[Records from a dataset]
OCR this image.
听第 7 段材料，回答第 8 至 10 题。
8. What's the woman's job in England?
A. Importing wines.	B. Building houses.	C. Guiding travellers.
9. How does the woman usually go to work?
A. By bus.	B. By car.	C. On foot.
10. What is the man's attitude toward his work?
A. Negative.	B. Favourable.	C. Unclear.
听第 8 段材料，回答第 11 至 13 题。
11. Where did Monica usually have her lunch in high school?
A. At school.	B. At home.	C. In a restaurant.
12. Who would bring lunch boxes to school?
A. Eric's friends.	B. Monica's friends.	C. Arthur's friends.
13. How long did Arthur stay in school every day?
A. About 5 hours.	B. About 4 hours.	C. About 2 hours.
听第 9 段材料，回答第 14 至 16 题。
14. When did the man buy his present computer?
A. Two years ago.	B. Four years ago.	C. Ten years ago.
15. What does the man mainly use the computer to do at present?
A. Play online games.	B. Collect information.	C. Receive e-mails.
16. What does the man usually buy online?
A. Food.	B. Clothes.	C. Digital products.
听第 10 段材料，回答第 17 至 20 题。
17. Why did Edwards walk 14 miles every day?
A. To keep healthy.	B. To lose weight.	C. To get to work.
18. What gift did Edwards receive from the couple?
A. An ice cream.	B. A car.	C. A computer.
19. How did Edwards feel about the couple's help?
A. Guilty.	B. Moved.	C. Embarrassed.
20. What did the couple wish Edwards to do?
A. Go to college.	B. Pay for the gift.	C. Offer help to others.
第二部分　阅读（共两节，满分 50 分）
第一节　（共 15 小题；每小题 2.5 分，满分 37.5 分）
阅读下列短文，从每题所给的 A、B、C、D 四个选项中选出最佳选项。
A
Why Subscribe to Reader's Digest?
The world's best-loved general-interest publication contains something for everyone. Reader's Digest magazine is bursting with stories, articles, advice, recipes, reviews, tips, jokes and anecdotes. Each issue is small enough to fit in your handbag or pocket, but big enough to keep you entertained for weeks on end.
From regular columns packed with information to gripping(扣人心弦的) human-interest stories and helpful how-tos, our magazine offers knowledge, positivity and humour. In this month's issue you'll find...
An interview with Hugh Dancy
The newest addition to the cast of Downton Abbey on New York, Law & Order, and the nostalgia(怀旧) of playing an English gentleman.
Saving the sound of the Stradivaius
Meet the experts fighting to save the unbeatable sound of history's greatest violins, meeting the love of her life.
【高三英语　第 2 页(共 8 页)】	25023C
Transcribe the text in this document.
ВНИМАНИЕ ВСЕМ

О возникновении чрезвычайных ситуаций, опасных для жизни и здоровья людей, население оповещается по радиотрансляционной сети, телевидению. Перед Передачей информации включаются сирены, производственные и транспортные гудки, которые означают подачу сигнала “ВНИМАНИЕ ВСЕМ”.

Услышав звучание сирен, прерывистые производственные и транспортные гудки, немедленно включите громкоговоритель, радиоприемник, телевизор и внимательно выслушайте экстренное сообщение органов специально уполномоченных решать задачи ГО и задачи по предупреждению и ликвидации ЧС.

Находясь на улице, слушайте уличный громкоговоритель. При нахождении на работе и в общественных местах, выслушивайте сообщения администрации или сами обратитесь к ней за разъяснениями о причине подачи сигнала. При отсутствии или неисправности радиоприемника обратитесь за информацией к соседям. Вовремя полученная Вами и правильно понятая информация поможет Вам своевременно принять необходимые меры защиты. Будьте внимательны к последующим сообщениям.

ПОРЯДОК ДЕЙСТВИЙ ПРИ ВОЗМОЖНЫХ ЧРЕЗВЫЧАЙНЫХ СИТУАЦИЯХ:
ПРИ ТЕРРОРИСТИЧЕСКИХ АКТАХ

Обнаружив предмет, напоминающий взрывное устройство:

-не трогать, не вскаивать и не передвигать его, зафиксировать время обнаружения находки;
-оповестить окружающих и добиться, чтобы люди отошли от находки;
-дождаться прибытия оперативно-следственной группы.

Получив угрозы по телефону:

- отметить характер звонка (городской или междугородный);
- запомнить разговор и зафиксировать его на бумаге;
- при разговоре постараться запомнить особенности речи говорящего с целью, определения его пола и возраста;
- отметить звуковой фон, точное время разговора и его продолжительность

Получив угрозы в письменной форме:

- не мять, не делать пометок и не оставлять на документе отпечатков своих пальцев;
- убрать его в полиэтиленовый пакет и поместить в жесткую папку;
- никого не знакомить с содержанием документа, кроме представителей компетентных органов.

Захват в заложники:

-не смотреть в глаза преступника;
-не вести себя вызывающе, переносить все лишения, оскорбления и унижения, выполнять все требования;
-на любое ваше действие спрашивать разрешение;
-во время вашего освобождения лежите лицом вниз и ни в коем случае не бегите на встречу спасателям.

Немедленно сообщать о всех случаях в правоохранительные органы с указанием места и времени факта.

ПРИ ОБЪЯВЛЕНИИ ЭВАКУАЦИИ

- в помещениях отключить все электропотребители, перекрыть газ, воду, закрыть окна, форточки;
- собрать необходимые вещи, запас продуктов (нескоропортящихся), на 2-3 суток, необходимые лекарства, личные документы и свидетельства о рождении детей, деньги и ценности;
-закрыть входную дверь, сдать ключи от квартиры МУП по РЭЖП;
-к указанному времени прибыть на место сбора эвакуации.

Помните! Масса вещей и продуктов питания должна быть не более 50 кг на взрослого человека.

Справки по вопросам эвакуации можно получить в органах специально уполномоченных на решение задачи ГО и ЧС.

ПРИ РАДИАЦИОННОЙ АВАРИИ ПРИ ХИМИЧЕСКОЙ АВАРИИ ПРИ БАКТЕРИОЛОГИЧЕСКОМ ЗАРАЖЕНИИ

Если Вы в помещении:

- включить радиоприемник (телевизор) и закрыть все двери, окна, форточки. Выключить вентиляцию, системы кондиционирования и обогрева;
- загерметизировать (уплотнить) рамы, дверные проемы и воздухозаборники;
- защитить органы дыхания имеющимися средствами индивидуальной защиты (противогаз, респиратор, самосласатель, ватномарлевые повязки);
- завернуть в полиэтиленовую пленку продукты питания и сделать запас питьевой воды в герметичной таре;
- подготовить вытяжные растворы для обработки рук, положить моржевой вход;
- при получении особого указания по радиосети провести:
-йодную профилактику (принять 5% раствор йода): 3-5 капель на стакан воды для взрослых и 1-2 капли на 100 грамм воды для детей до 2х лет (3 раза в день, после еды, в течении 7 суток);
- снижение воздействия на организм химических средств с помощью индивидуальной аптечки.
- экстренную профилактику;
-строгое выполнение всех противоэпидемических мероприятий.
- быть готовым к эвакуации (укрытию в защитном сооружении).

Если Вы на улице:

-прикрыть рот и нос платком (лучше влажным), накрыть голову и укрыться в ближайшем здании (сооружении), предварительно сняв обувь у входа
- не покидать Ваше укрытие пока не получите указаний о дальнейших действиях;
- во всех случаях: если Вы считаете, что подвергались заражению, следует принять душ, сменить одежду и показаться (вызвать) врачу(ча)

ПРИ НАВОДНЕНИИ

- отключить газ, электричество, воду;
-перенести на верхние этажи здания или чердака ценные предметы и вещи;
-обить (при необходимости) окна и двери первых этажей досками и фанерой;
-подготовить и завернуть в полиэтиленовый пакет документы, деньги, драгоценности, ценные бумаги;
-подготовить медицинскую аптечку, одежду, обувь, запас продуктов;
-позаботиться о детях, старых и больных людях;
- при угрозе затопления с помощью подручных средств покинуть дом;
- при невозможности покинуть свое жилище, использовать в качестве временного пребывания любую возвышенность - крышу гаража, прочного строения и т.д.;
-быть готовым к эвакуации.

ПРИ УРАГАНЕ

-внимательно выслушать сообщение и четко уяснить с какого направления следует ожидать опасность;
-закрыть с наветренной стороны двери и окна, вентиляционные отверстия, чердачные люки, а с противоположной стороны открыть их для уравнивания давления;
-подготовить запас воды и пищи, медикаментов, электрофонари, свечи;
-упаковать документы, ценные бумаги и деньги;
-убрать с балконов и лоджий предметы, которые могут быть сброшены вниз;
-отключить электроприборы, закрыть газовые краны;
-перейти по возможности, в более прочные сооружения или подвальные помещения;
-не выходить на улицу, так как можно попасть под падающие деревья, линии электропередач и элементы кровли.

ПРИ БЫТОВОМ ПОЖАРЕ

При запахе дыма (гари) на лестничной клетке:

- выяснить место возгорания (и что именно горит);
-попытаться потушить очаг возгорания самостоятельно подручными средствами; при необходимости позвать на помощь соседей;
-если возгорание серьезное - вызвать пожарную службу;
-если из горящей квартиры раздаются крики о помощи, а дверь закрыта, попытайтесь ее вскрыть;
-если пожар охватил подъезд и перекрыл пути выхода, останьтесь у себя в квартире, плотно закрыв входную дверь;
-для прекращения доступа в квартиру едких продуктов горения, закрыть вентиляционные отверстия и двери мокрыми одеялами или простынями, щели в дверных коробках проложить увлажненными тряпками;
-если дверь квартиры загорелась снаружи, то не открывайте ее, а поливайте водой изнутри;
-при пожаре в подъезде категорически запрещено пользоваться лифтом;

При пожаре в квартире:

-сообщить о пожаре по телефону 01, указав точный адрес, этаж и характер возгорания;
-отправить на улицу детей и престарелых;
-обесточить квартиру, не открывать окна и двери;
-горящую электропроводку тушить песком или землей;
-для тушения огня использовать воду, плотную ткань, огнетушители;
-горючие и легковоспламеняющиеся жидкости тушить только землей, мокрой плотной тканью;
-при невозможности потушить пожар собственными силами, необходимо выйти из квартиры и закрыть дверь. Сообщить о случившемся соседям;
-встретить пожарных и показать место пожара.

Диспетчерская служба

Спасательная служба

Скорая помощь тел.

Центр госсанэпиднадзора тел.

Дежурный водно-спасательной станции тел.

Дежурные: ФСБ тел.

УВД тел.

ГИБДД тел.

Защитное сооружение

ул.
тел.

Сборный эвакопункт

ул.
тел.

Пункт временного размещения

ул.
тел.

• [Problem to work on]:
From the material above, gather all lines that include the string "sound" and copy them.

• [Solution to this problem]:
Saving the sound of the Stradivaius
Meet the experts fighting to save the unbeatable sound of history's greatest violins, meeting the love of her life.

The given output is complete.